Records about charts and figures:

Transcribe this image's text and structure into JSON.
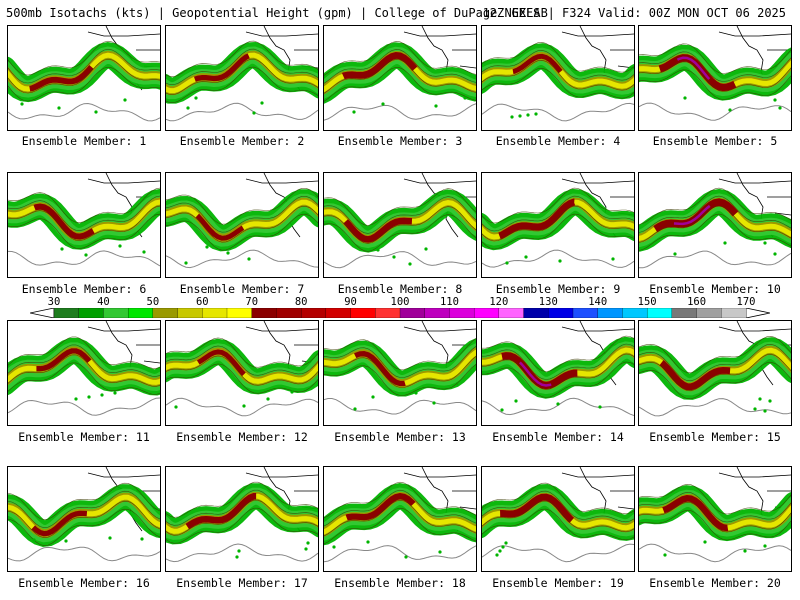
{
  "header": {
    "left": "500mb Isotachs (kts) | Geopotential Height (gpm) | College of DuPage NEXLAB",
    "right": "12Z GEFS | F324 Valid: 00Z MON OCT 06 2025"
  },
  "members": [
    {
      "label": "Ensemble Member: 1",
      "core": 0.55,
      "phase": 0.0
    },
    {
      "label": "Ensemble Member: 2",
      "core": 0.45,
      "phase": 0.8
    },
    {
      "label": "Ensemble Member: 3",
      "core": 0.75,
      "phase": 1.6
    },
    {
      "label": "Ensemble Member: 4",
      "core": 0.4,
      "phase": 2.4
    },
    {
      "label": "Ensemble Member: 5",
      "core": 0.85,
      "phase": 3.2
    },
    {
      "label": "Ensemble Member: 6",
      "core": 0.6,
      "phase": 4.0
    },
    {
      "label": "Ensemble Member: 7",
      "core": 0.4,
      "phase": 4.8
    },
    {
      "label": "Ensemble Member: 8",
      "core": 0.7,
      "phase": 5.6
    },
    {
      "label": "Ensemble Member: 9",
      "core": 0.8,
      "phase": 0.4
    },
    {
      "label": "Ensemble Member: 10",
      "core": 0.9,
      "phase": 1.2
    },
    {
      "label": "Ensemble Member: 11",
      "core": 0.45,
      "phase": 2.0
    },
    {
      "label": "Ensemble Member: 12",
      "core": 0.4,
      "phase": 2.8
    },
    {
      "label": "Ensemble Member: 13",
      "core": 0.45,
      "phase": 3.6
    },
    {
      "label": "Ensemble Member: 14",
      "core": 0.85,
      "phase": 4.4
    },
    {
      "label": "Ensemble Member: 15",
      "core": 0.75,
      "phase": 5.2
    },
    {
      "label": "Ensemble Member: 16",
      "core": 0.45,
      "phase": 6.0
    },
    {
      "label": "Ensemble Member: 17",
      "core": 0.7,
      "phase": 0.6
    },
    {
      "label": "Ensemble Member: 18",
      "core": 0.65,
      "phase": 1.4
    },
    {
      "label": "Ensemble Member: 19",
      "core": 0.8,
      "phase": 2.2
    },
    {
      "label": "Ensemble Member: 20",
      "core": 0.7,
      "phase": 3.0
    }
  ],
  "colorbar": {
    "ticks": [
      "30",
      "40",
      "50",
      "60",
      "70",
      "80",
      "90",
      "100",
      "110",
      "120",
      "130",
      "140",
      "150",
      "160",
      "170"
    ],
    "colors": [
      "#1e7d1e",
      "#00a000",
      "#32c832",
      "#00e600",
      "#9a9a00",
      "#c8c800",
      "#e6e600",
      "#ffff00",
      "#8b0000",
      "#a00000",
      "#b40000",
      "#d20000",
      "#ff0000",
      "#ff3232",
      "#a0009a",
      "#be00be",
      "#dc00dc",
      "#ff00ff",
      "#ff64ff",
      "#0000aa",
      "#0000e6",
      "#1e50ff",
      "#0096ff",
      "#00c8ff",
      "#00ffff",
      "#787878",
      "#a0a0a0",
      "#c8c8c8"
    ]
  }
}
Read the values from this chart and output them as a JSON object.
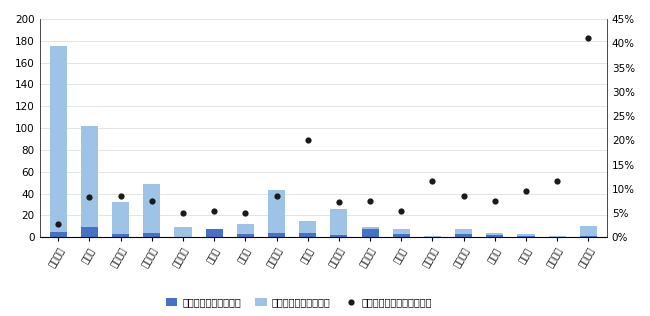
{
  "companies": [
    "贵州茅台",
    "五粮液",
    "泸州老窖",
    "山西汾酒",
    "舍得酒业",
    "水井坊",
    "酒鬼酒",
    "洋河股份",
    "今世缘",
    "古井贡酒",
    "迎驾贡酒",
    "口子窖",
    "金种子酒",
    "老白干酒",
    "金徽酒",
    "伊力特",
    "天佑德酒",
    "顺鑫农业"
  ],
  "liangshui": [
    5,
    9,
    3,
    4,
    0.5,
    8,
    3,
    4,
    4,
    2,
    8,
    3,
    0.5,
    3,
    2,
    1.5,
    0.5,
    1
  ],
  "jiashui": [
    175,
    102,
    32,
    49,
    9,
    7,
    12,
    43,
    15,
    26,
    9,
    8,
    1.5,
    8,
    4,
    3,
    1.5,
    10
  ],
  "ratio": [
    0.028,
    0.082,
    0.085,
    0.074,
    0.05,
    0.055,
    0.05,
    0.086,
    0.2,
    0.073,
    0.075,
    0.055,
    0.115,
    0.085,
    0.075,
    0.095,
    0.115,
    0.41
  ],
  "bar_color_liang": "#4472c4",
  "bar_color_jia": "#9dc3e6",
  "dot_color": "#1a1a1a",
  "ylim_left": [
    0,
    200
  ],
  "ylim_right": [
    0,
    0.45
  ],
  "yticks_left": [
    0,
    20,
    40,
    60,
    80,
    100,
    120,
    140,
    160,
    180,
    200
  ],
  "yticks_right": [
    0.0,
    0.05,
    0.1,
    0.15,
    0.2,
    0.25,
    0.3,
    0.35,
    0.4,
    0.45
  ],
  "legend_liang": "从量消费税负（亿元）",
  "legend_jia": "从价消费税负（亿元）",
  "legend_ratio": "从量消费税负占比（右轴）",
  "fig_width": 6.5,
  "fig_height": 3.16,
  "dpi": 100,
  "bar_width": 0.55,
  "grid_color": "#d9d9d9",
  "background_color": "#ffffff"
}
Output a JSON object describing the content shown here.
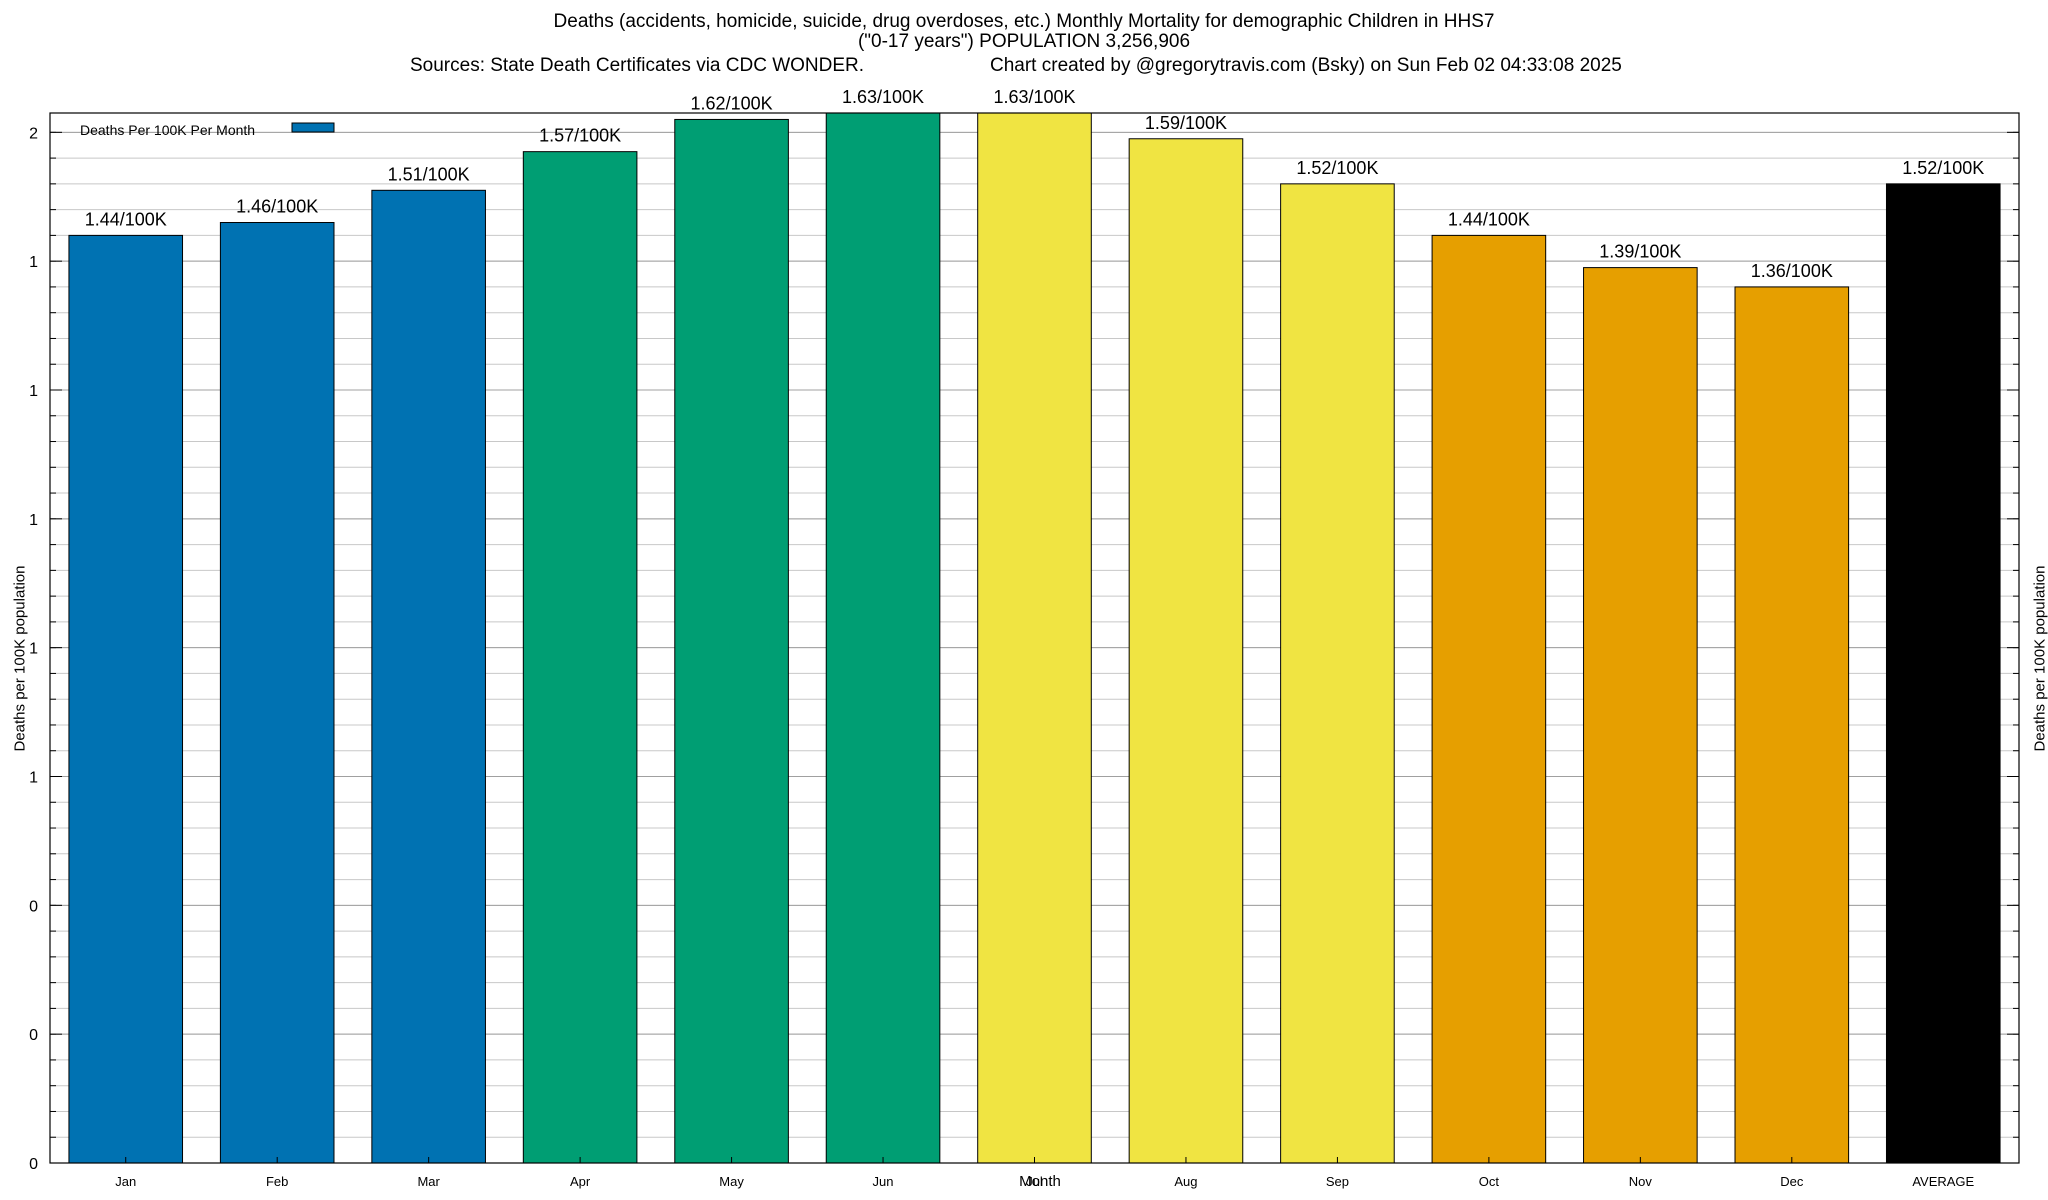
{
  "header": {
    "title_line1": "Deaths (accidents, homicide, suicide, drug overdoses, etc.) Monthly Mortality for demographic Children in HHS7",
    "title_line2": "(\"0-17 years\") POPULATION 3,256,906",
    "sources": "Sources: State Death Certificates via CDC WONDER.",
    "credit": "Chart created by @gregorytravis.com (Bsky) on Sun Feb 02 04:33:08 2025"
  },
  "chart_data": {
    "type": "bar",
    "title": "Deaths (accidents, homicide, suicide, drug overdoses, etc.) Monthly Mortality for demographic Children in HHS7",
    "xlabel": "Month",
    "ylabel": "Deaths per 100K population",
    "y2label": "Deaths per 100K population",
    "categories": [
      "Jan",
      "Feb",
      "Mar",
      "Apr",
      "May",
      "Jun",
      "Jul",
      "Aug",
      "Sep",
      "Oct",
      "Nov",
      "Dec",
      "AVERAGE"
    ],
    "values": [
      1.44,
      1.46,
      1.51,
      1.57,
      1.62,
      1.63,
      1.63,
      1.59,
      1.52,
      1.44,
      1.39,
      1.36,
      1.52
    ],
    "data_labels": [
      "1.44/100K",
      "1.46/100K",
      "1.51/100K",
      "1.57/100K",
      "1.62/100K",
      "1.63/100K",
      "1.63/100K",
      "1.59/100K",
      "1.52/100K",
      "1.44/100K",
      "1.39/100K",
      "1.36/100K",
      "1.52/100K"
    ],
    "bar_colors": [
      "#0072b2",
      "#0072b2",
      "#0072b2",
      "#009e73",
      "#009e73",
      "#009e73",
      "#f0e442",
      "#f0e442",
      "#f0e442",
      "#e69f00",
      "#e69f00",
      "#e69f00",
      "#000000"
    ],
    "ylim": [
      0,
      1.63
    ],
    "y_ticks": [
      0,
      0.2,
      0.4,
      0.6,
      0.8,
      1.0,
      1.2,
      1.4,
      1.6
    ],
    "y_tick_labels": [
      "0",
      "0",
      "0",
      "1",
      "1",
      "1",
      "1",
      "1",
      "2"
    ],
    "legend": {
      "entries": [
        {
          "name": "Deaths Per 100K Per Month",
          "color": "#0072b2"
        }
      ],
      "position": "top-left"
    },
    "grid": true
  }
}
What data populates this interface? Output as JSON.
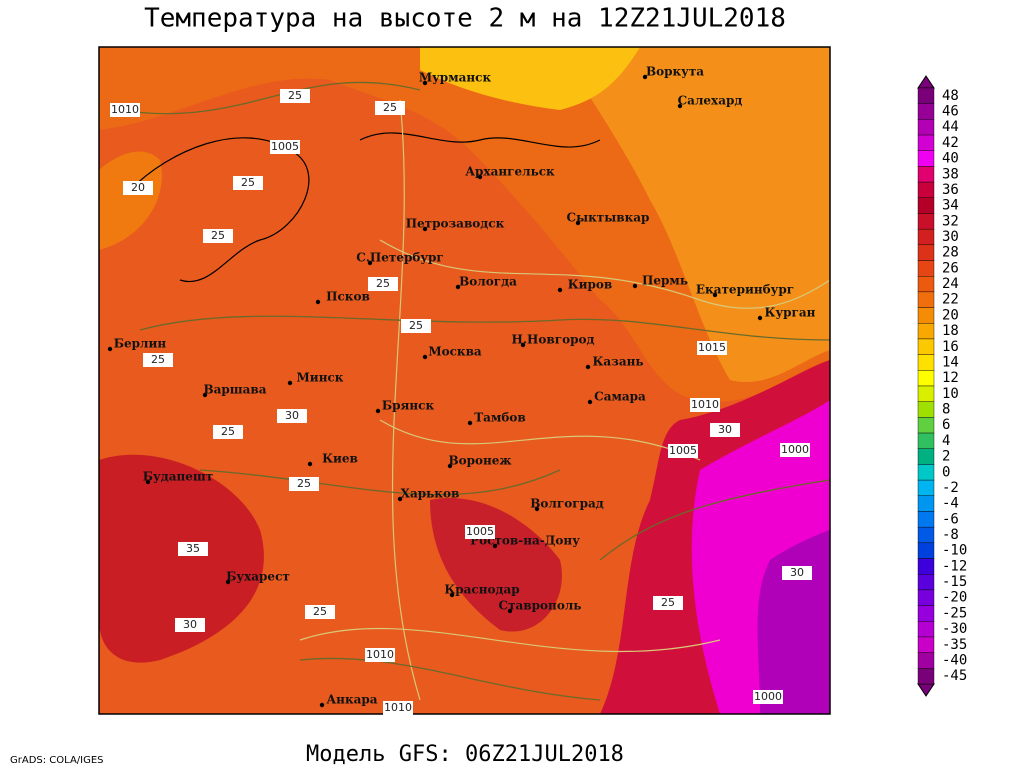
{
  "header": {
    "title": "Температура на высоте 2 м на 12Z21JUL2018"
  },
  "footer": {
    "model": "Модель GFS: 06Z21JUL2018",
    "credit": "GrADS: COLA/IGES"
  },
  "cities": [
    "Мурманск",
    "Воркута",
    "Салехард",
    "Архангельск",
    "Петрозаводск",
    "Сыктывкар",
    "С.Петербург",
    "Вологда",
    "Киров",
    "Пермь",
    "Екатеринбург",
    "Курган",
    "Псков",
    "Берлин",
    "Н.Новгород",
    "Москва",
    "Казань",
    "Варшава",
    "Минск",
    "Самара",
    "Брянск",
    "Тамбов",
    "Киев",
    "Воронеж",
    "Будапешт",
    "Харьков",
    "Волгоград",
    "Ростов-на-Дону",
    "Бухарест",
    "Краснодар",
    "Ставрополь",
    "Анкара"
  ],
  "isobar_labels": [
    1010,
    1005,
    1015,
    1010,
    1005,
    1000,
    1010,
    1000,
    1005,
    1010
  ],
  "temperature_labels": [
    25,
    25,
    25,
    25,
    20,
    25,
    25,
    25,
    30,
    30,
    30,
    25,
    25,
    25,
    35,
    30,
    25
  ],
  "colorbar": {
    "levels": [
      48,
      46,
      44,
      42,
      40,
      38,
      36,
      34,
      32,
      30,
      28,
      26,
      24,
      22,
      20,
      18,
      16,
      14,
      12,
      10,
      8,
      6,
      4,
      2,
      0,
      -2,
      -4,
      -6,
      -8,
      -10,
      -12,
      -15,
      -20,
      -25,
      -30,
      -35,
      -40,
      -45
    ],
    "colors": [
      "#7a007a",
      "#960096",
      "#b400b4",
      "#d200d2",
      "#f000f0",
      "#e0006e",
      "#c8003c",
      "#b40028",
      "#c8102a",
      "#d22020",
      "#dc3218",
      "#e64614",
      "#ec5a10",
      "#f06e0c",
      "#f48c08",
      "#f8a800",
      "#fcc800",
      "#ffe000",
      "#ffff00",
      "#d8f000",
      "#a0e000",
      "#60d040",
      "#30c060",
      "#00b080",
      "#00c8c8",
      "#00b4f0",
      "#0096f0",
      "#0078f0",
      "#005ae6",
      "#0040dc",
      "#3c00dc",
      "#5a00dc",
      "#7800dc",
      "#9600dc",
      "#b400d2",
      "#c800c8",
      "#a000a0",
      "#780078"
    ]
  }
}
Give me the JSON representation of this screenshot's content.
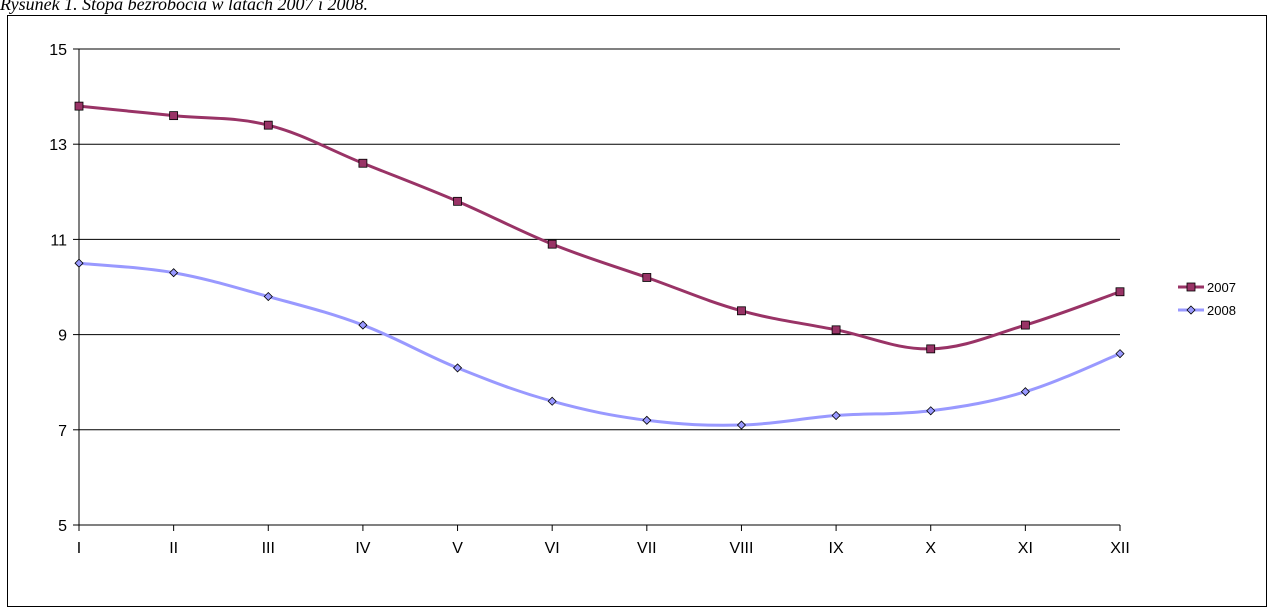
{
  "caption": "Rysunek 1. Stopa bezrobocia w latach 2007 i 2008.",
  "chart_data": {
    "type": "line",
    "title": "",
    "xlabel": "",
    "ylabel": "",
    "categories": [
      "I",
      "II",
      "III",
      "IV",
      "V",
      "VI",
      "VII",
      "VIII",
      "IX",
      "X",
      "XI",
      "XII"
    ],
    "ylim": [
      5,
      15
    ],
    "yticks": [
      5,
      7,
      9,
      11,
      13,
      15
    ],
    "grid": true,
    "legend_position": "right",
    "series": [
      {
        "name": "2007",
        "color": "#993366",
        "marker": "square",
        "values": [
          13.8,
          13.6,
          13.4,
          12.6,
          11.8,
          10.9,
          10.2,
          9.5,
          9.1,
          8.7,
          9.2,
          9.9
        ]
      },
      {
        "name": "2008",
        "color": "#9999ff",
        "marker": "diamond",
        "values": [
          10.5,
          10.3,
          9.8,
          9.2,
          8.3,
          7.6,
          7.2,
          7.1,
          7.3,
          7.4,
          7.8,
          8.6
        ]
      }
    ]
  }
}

■ **TASK DIRECTIONS**: Using the material above, work out how many lines contain the string "overdoses". Give that number alone.

■ **EXPECTED ANSWER**: 2